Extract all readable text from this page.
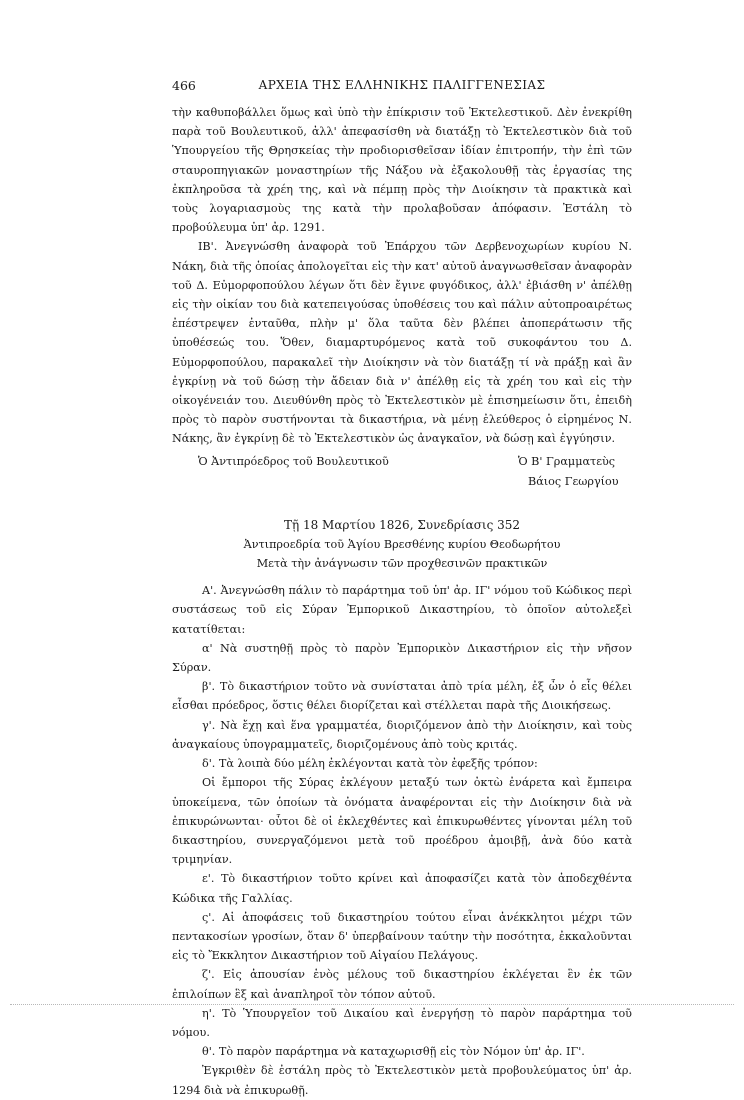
466	ΑΡΧΕΙΑ ΤΗΣ ΕΛΛΗΝΙΚΗΣ ΠΑΛΙΓΓΕΝΕΣΙΑΣ

τὴν καθυποβάλλει ὅμως καὶ ὑπὸ τὴν ἐπίκρισιν τοῦ Ἐκτελεστικοῦ. Δὲν ἐνεκρίθη παρὰ τοῦ Βουλευτικοῦ, ἀλλ' ἀπεφασίσθη νὰ διατάξῃ τὸ Ἐκτελεστικὸν διὰ τοῦ Ὑπουργείου τῆς Θρησκείας τὴν προδιορισθεῖσαν ἰδίαν ἐπιτροπήν, τὴν ἐπὶ τῶν σταυροπηγιακῶν μοναστηρίων τῆς Νάξου νὰ ἐξακολουθῇ τὰς ἐργασίας της ἐκπληροῦσα τὰ χρέη της, καὶ νὰ πέμπῃ πρὸς τὴν Διοίκησιν τὰ πρακτικὰ καὶ τοὺς λογαριασμοὺς της κατὰ τὴν προλαβοῦσαν ἀπόφασιν. Ἐστάλη τὸ προβούλευμα ὑπ' ἀρ. 1291.

ΙΒ'. Ἀνεγνώσθη ἀναφορὰ τοῦ Ἐπάρχου τῶν Δερβενοχωρίων κυρίου Ν. Νάκη, διὰ τῆς ὁποίας ἀπολογεῖται εἰς τὴν κατ' αὐτοῦ ἀναγνωσθεῖσαν ἀναφορὰν τοῦ Δ. Εὐμορφοπούλου λέγων ὅτι δὲν ἔγινε φυγόδικος, ἀλλ' ἐβιάσθη ν' ἀπέλθῃ εἰς τὴν οἰκίαν του διὰ κατεπειγούσας ὑποθέσεις του καὶ πάλιν αὐτοπροαιρέτως ἐπέστρεψεν ἐνταῦθα, πλὴν μ' ὅλα ταῦτα δὲν βλέπει ἀποπεράτωσιν τῆς ὑποθέσεώς του. Ὅθεν, διαμαρτυρόμενος κατὰ τοῦ συκοφάντου του Δ. Εὐμορφοπούλου, παρακαλεῖ τὴν Διοίκησιν νὰ τὸν διατάξῃ τί νὰ πράξῃ καὶ ἂν ἐγκρίνῃ νὰ τοῦ δώσῃ τὴν ἄδειαν διὰ ν' ἀπέλθῃ εἰς τὰ χρέη του καὶ εἰς τὴν οἰκογένειάν του. Διευθύνθη πρὸς τὸ Ἐκτελεστικὸν μὲ ἐπισημείωσιν ὅτι, ἐπειδὴ πρὸς τὸ παρὸν συστήνονται τὰ δικαστήρια, νὰ μένῃ ἐλεύθερος ὁ εἰρημένος Ν. Νάκης, ἂν ἐγκρίνῃ δὲ τὸ Ἐκτελεστικὸν ὡς ἀναγκαῖον, νὰ δώσῃ καὶ ἐγγύησιν.

Ὁ Ἀντιπρόεδρος τοῦ Βουλευτικοῦ	Ὁ Β' Γραμματεὺς
Βάιος Γεωργίου

Τῇ 18 Μαρτίου 1826, Συνεδρίασις 352

Ἀντιπροεδρία τοῦ Ἁγίου Βρεσθένης κυρίου Θεοδωρήτου

Μετὰ τὴν ἀνάγνωσιν τῶν προχθεσινῶν πρακτικῶν

Α'. Ἀνεγνώσθη πάλιν τὸ παράρτημα τοῦ ὑπ' ἀρ. ΙΓ' νόμου τοῦ Κώδικος περὶ συστάσεως τοῦ εἰς Σύραν Ἐμπορικοῦ Δικαστηρίου, τὸ ὁποῖον αὐτολεξεὶ κατατίθεται:

α' Νὰ συστηθῇ πρὸς τὸ παρὸν Ἐμπορικὸν Δικαστήριον εἰς τὴν νῆσον Σύραν.

β'. Τὸ δικαστήριον τοῦτο νὰ συνίσταται ἀπὸ τρία μέλη, ἐξ ὧν ὁ εἷς θέλει εἶσθαι πρόεδρος, ὅστις θέλει διορίζεται καὶ στέλλεται παρὰ τῆς Διοικήσεως.

γ'. Νὰ ἔχῃ καὶ ἕνα γραμματέα, διοριζόμενον ἀπὸ τὴν Διοίκησιν, καὶ τοὺς ἀναγκαίους ὑπογραμματεῖς, διοριζομένους ἀπὸ τοὺς κριτάς.

δ'. Τὰ λοιπὰ δύο μέλη ἐκλέγονται κατὰ τὸν ἐφεξῆς τρόπον:

Οἱ ἔμποροι τῆς Σύρας ἐκλέγουν μεταξύ των ὀκτὼ ἐνάρετα καὶ ἔμπειρα ὑποκείμενα, τῶν ὁποίων τὰ ὀνόματα ἀναφέρονται εἰς τὴν Διοίκησιν διὰ νὰ ἐπικυρώνωνται· οὗτοι δὲ οἱ ἐκλεχθέντες καὶ ἐπικυρωθέντες γίνονται μέλη τοῦ δικαστηρίου, συνεργαζόμενοι μετὰ τοῦ προέδρου ἀμοιβῇ, ἀνὰ δύο κατὰ τριμηνίαν.

ε'. Τὸ δικαστήριον τοῦτο κρίνει καὶ ἀποφασίζει κατὰ τὸν ἀποδεχθέντα Κώδικα τῆς Γαλλίας.

ς'. Αἱ ἀποφάσεις τοῦ δικαστηρίου τούτου εἶναι ἀνέκκλητοι μέχρι τῶν πεντακοσίων γροσίων, ὅταν δ' ὑπερβαίνουν ταύτην τὴν ποσότητα, ἐκκαλοῦνται εἰς τὸ Ἔκκλητον Δικαστήριον τοῦ Αἰγαίου Πελάγους.

ζ'. Εἰς ἀπουσίαν ἑνὸς μέλους τοῦ δικαστηρίου ἐκλέγεται ἓν ἐκ τῶν ἐπιλοίπων ἓξ καὶ ἀναπληροῖ τὸν τόπον αὐτοῦ.

η'. Τὸ Ὑπουργεῖον τοῦ Δικαίου καὶ ἐνεργήσῃ τὸ παρὸν παράρτημα τοῦ νόμου.

θ'. Τὸ παρὸν παράρτημα νὰ καταχωρισθῇ εἰς τὸν Νόμον ὑπ' ἀρ. ΙΓ'.

Ἐγκριθὲν δὲ ἐστάλη πρὸς τὸ Ἐκτελεστικὸν μετὰ προβουλεύματος ὑπ' ἀρ. 1294 διὰ νὰ ἐπικυρωθῇ.
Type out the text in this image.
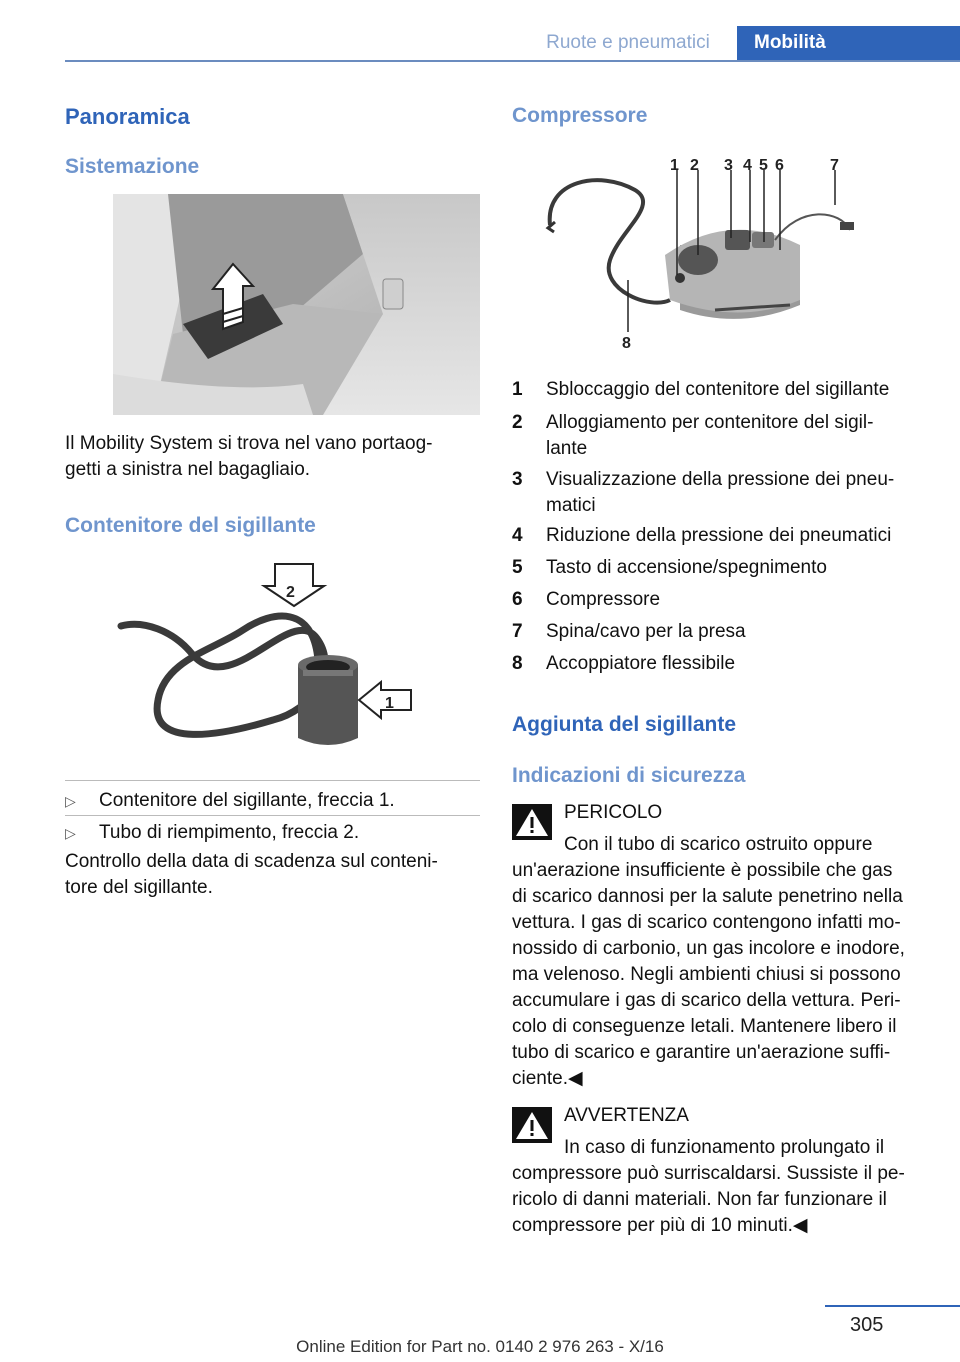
Ruote e pneumatici	Mobilità
Panoramica
Sistemazione
Il Mobility System si trova nel vano portaog‐
getti a sinistra nel bagagliaio.
Contenitore del sigillante
2
1
▷ Contenitore del sigillante, freccia 1.
▷ Tubo di riempimento, freccia 2.
Controllo della data di scadenza sul conteni‐
tore del sigillante.
Compressore
1 2 3 4 5 6	7
8
1 Sbloccaggio del contenitore del sigillante
2 Alloggiamento per contenitore del sigil‐
lante
3 Visualizzazione della pressione dei pneu‐
matici
4 Riduzione della pressione dei pneumatici
5 Tasto di accensione/spegnimento
6 Compressore
7 Spina/cavo per la presa
8 Accoppiatore flessibile
Aggiunta del sigillante
Indicazioni di sicurezza
PERICOLO
Con il tubo di scarico ostruito oppure
un'aerazione insufficiente è possibile che gas
di scarico dannosi per la salute penetrino nella
vettura. I gas di scarico contengono infatti mo‐
nossido di carbonio, un gas incolore e inodore,
ma velenoso. Negli ambienti chiusi si possono
accumulare i gas di scarico della vettura. Peri‐
colo di conseguenze letali. Mantenere libero il
tubo di scarico e garantire un'aerazione suffi‐
ciente.◀
AVVERTENZA
In caso di funzionamento prolungato il
compressore può surriscaldarsi. Sussiste il pe‐
ricolo di danni materiali. Non far funzionare il
compressore per più di 10 minuti.◀
305
Online Edition for Part no. 0140 2 976 263 - X/16
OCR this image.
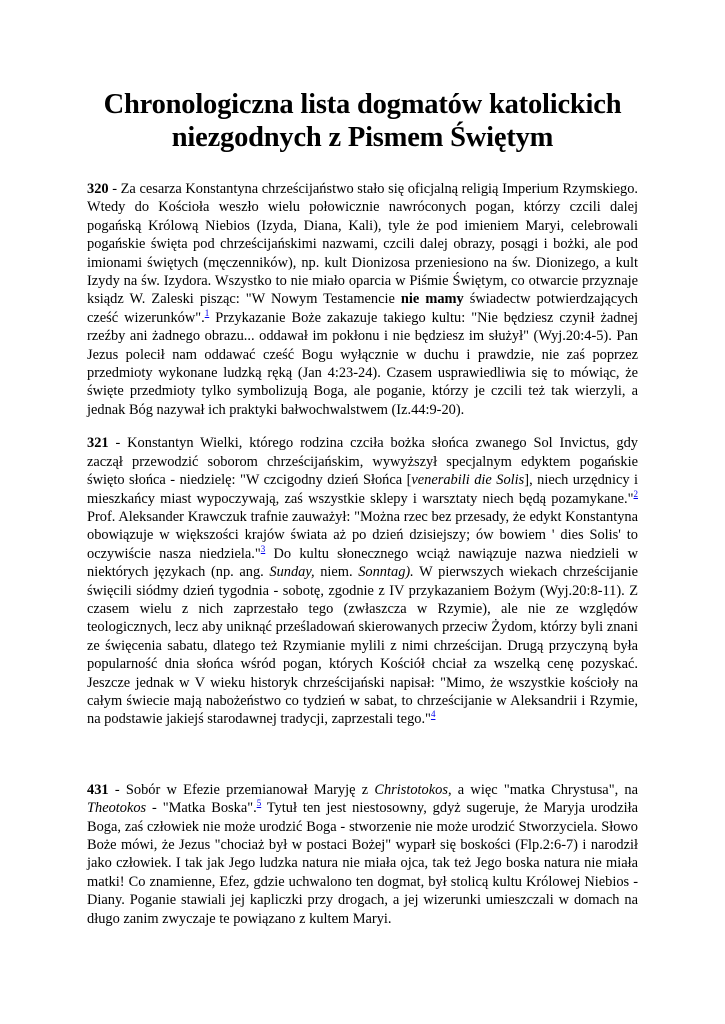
Chronologiczna lista dogmatów katolickich
niezgodnych z Pismem Świętym

320 - Za cesarza Konstantyna chrześcijaństwo stało się oficjalną religią Imperium Rzymskiego. Wtedy do Kościoła weszło wielu połowicznie nawróconych pogan, którzy czcili dalej pogańską Królową Niebios (Izyda, Diana, Kali), tyle że pod imieniem Maryi, celebrowali pogańskie święta pod chrześcijańskimi nazwami, czcili dalej obrazy, posągi i bożki, ale pod imionami świętych (męczenników), np. kult Dionizosa przeniesiono na św. Dionizego, a kult Izydy na św. Izydora. Wszystko to nie miało oparcia w Piśmie Świętym, co otwarcie przyznaje ksiądz W. Zaleski pisząc: "W Nowym Testamencie nie mamy świadectw potwierdzających cześć wizerunków".$^1$ Przykazanie Boże zakazuje takiego kultu: "Nie będziesz czynił żadnej rzeźby ani żadnego obrazu... oddawał im pokłonu i nie będziesz im służył" (Wyj.20:4-5). Pan Jezus polecił nam oddawać cześć Bogu wyłącznie w duchu i prawdzie, nie zaś poprzez przedmioty wykonane ludzką ręką (Jan 4:23-24). Czasem usprawiedliwia się to mówiąc, że święte przedmioty tylko symbolizują Boga, ale poganie, którzy je czcili też tak wierzyli, a jednak Bóg nazywał ich praktyki bałwochwalstwem (Iz.44:9-20).

321 - Konstantyn Wielki, którego rodzina czciła bożka słońca zwanego Sol Invictus, gdy zaczął przewodzić soborom chrześcijańskim, wywyższył specjalnym edyktem pogańskie święto słońca - niedzielę: "W czcigodny dzień Słońca [venerabili die Solis], niech urzędnicy i mieszkańcy miast wypoczywają, zaś wszystkie sklepy i warsztaty niech będą pozamykane."$^2$ Prof. Aleksander Krawczuk trafnie zauważył: "Można rzec bez przesady, że edykt Konstantyna obowiązuje w większości krajów świata aż po dzień dzisiejszy; ów bowiem ' dies Solis' to oczywiście nasza niedziela."$^3$ Do kultu słonecznego wciąż nawiązuje nazwa niedzieli w niektórych językach (np. ang. Sunday, niem. Sonntag). W pierwszych wiekach chrześcijanie święcili siódmy dzień tygodnia - sobotę, zgodnie z IV przykazaniem Bożym (Wyj.20:8-11). Z czasem wielu z nich zaprzestało tego (zwłaszcza w Rzymie), ale nie ze względów teologicznych, lecz aby uniknąć prześladowań skierowanych przeciw Żydom, którzy byli znani ze święcenia sabatu, dlatego też Rzymianie mylili z nimi chrześcijan. Drugą przyczyną była popularność dnia słońca wśród pogan, których Kościół chciał za wszelką cenę pozyskać. Jeszcze jednak w V wieku historyk chrześcijański napisał: "Mimo, że wszystkie kościoły na całym świecie mają nabożeństwo co tydzień w sabat, to chrześcijanie w Aleksandrii i Rzymie, na podstawie jakiejś starodawnej tradycji, zaprzestali tego."$^4$

431 - Sobór w Efezie przemianował Maryję z Christotokos, a więc "matka Chrystusa", na Theotokos - "Matka Boska".$^5$ Tytuł ten jest niestosowny, gdyż sugeruje, że Maryja urodziła Boga, zaś człowiek nie może urodzić Boga - stworzenie nie może urodzić Stworzyciela. Słowo Boże mówi, że Jezus "chociaż był w postaci Bożej" wyparł się boskości (Flp.2:6-7) i narodził jako człowiek. I tak jak Jego ludzka natura nie miała ojca, tak też Jego boska natura nie miała matki! Co znamienne, Efez, gdzie uchwalono ten dogmat, był stolicą kultu Królowej Niebios - Diany. Poganie stawiali jej kapliczki przy drogach, a jej wizerunki umieszczali w domach na długo zanim zwyczaje te powiązano z kultem Maryi.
● ● ●
In the entries above, count each line holding "this" and report the total and nothing more.

:: CORRECT ANSWER ::
3